[Data tied to figure images]
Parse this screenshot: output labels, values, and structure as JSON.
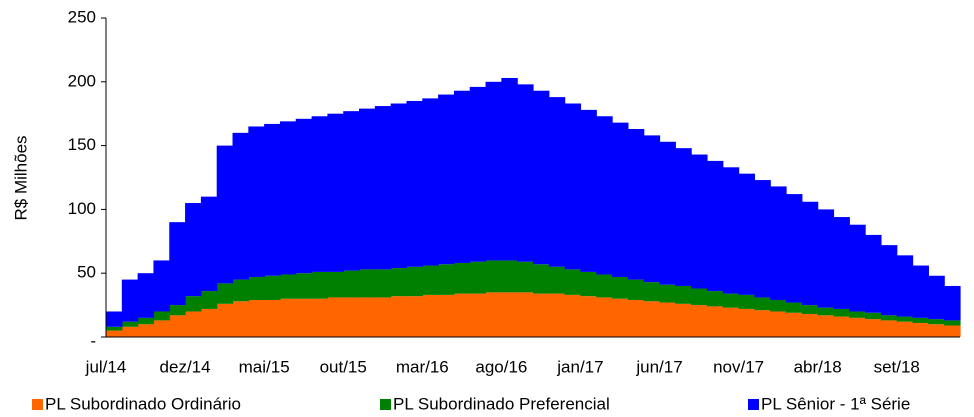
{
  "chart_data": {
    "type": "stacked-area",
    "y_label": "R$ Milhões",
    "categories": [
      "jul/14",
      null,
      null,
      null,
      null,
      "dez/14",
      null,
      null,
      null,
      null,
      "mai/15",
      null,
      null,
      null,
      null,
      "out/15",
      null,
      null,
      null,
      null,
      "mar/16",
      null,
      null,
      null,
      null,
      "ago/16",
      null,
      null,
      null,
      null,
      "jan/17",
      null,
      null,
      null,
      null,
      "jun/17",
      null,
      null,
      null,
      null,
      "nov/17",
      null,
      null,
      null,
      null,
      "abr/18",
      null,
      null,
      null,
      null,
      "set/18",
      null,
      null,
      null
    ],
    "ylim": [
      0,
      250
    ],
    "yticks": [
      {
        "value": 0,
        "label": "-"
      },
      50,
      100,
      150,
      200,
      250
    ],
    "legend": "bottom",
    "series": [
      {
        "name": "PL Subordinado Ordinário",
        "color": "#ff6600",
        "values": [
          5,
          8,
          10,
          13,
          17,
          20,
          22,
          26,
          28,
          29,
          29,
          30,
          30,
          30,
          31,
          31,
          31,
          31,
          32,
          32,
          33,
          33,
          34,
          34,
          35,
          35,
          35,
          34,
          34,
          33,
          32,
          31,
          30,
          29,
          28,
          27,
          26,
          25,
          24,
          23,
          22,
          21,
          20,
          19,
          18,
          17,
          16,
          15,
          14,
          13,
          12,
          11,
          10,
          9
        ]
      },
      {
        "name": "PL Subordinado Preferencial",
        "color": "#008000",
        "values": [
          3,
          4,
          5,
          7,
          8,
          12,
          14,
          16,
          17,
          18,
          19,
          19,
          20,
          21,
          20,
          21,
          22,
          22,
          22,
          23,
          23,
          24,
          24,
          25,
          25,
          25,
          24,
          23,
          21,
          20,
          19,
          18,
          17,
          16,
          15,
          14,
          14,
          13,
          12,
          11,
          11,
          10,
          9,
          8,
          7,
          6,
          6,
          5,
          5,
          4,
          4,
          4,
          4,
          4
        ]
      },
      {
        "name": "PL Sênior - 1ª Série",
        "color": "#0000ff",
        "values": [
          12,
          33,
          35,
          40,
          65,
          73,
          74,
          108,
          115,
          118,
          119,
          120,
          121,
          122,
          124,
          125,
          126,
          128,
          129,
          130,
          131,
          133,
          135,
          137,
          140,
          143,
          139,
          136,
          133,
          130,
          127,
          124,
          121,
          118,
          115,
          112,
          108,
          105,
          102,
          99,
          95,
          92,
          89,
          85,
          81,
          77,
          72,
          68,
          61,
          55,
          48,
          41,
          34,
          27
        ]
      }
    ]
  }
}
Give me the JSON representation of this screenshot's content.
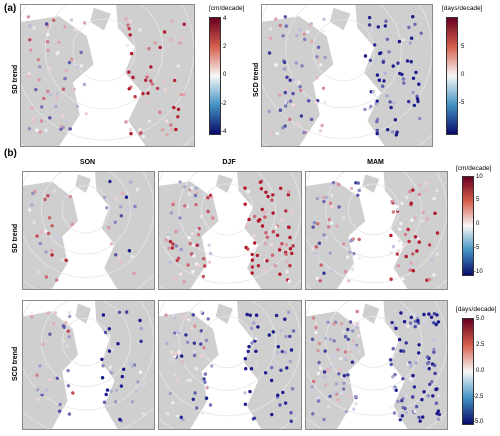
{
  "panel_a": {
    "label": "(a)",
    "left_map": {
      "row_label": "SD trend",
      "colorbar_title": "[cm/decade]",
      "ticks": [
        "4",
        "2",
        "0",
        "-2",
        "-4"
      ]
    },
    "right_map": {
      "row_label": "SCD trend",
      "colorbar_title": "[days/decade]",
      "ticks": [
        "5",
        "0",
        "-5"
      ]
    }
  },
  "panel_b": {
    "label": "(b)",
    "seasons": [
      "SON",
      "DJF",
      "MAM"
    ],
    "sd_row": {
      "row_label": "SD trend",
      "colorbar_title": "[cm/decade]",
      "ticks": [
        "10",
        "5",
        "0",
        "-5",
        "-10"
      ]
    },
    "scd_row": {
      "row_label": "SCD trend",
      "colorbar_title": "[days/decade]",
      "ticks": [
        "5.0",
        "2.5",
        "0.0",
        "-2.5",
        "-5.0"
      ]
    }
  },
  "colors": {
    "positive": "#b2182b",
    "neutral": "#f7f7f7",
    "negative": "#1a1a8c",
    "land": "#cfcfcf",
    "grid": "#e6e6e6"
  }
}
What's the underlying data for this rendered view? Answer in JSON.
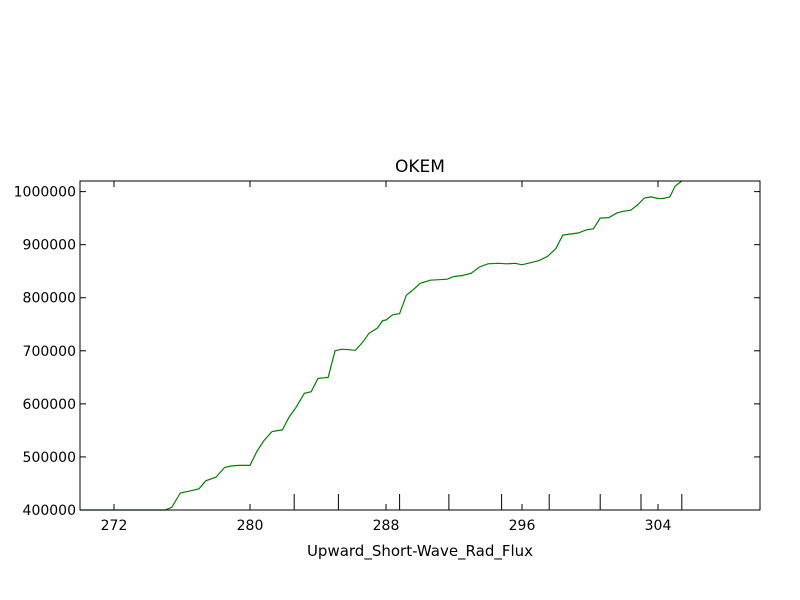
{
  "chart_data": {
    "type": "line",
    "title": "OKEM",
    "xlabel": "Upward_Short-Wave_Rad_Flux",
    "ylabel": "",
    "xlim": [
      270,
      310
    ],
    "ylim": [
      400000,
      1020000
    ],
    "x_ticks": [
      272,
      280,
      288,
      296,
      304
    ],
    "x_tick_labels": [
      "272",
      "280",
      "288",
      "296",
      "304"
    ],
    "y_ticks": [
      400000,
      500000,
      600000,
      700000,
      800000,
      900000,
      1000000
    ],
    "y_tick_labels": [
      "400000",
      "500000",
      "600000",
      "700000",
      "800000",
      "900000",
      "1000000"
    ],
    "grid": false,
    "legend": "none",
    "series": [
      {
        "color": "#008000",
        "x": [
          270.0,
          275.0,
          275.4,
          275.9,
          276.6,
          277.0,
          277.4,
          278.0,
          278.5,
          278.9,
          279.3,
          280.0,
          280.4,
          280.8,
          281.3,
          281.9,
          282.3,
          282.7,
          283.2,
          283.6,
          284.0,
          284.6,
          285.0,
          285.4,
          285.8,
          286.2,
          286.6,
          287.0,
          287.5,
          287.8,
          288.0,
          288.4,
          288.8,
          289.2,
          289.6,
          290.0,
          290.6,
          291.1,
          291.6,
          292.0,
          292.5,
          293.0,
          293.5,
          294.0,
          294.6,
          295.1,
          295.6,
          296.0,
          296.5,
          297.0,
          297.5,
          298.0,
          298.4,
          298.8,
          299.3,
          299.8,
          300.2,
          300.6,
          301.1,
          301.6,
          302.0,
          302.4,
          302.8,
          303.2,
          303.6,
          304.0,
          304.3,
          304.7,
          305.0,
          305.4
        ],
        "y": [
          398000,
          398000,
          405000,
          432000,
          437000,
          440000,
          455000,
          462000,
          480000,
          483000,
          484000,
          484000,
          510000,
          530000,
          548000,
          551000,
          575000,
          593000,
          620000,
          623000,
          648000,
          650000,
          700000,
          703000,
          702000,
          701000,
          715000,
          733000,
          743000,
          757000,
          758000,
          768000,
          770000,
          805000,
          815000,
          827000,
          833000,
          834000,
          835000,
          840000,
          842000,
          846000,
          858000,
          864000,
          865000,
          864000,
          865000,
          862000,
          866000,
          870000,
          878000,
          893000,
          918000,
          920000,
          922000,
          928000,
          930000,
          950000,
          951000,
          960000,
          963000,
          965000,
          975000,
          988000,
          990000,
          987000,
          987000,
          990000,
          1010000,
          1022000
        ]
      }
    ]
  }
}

#### REQUEST:
Copy the whole of the material above exactly, but not its images.

#### FULL ANSWER:
Parse this screenshot: output labels, values, and structure as JSON.
{
  "chart_data": {
    "type": "stacked-area",
    "y_label": "R$ Milhões",
    "categories": [
      "jul/14",
      null,
      null,
      null,
      null,
      "dez/14",
      null,
      null,
      null,
      null,
      "mai/15",
      null,
      null,
      null,
      null,
      "out/15",
      null,
      null,
      null,
      null,
      "mar/16",
      null,
      null,
      null,
      null,
      "ago/16",
      null,
      null,
      null,
      null,
      "jan/17",
      null,
      null,
      null,
      null,
      "jun/17",
      null,
      null,
      null,
      null,
      "nov/17",
      null,
      null,
      null,
      null,
      "abr/18",
      null,
      null,
      null,
      null,
      "set/18",
      null,
      null,
      null
    ],
    "ylim": [
      0,
      250
    ],
    "yticks": [
      {
        "value": 0,
        "label": "-"
      },
      50,
      100,
      150,
      200,
      250
    ],
    "legend": "bottom",
    "series": [
      {
        "name": "PL Subordinado Ordinário",
        "color": "#ff6600",
        "values": [
          5,
          8,
          10,
          13,
          17,
          20,
          22,
          26,
          28,
          29,
          29,
          30,
          30,
          30,
          31,
          31,
          31,
          31,
          32,
          32,
          33,
          33,
          34,
          34,
          35,
          35,
          35,
          34,
          34,
          33,
          32,
          31,
          30,
          29,
          28,
          27,
          26,
          25,
          24,
          23,
          22,
          21,
          20,
          19,
          18,
          17,
          16,
          15,
          14,
          13,
          12,
          11,
          10,
          9
        ]
      },
      {
        "name": "PL Subordinado Preferencial",
        "color": "#008000",
        "values": [
          3,
          4,
          5,
          7,
          8,
          12,
          14,
          16,
          17,
          18,
          19,
          19,
          20,
          21,
          20,
          21,
          22,
          22,
          22,
          23,
          23,
          24,
          24,
          25,
          25,
          25,
          24,
          23,
          21,
          20,
          19,
          18,
          17,
          16,
          15,
          14,
          14,
          13,
          12,
          11,
          11,
          10,
          9,
          8,
          7,
          6,
          6,
          5,
          5,
          4,
          4,
          4,
          4,
          4
        ]
      },
      {
        "name": "PL Sênior - 1ª Série",
        "color": "#0000ff",
        "values": [
          12,
          33,
          35,
          40,
          65,
          73,
          74,
          108,
          115,
          118,
          119,
          120,
          121,
          122,
          124,
          125,
          126,
          128,
          129,
          130,
          131,
          133,
          135,
          137,
          140,
          143,
          139,
          136,
          133,
          130,
          127,
          124,
          121,
          118,
          115,
          112,
          108,
          105,
          102,
          99,
          95,
          92,
          89,
          85,
          81,
          77,
          72,
          68,
          61,
          55,
          48,
          41,
          34,
          27
        ]
      }
    ]
  }
}
Give me the JSON representation of this screenshot's content.
{
  "panel_a": {
    "label": "(a)",
    "left_map": {
      "row_label": "SD trend",
      "colorbar_title": "[cm/decade]",
      "ticks": [
        "4",
        "2",
        "0",
        "-2",
        "-4"
      ]
    },
    "right_map": {
      "row_label": "SCD trend",
      "colorbar_title": "[days/decade]",
      "ticks": [
        "5",
        "0",
        "-5"
      ]
    }
  },
  "panel_b": {
    "label": "(b)",
    "seasons": [
      "SON",
      "DJF",
      "MAM"
    ],
    "sd_row": {
      "row_label": "SD trend",
      "colorbar_title": "[cm/decade]",
      "ticks": [
        "10",
        "5",
        "0",
        "-5",
        "-10"
      ]
    },
    "scd_row": {
      "row_label": "SCD trend",
      "colorbar_title": "[days/decade]",
      "ticks": [
        "5.0",
        "2.5",
        "0.0",
        "-2.5",
        "-5.0"
      ]
    }
  },
  "colors": {
    "positive": "#b2182b",
    "neutral": "#f7f7f7",
    "negative": "#1a1a8c",
    "land": "#cfcfcf",
    "grid": "#e6e6e6"
  }
}
What's the underlying data for this rendered view? Answer in JSON.
{
  "chart_data": {
    "type": "line",
    "title": "OKEM",
    "xlabel": "Upward_Short-Wave_Rad_Flux",
    "ylabel": "",
    "xlim": [
      270,
      310
    ],
    "ylim": [
      400000,
      1020000
    ],
    "x_ticks": [
      272,
      280,
      288,
      296,
      304
    ],
    "x_tick_labels": [
      "272",
      "280",
      "288",
      "296",
      "304"
    ],
    "y_ticks": [
      400000,
      500000,
      600000,
      700000,
      800000,
      900000,
      1000000
    ],
    "y_tick_labels": [
      "400000",
      "500000",
      "600000",
      "700000",
      "800000",
      "900000",
      "1000000"
    ],
    "grid": false,
    "legend": "none",
    "series": [
      {
        "color": "#008000",
        "x": [
          270.0,
          275.0,
          275.4,
          275.9,
          276.6,
          277.0,
          277.4,
          278.0,
          278.5,
          278.9,
          279.3,
          280.0,
          280.4,
          280.8,
          281.3,
          281.9,
          282.3,
          282.7,
          283.2,
          283.6,
          284.0,
          284.6,
          285.0,
          285.4,
          285.8,
          286.2,
          286.6,
          287.0,
          287.5,
          287.8,
          288.0,
          288.4,
          288.8,
          289.2,
          289.6,
          290.0,
          290.6,
          291.1,
          291.6,
          292.0,
          292.5,
          293.0,
          293.5,
          294.0,
          294.6,
          295.1,
          295.6,
          296.0,
          296.5,
          297.0,
          297.5,
          298.0,
          298.4,
          298.8,
          299.3,
          299.8,
          300.2,
          300.6,
          301.1,
          301.6,
          302.0,
          302.4,
          302.8,
          303.2,
          303.6,
          304.0,
          304.3,
          304.7,
          305.0,
          305.4
        ],
        "y": [
          398000,
          398000,
          405000,
          432000,
          437000,
          440000,
          455000,
          462000,
          480000,
          483000,
          484000,
          484000,
          510000,
          530000,
          548000,
          551000,
          575000,
          593000,
          620000,
          623000,
          648000,
          650000,
          700000,
          703000,
          702000,
          701000,
          715000,
          733000,
          743000,
          757000,
          758000,
          768000,
          770000,
          805000,
          815000,
          827000,
          833000,
          834000,
          835000,
          840000,
          842000,
          846000,
          858000,
          864000,
          865000,
          864000,
          865000,
          862000,
          866000,
          870000,
          878000,
          893000,
          918000,
          920000,
          922000,
          928000,
          930000,
          950000,
          951000,
          960000,
          963000,
          965000,
          975000,
          988000,
          990000,
          987000,
          987000,
          990000,
          1010000,
          1022000
        ]
      }
    ]
  }
}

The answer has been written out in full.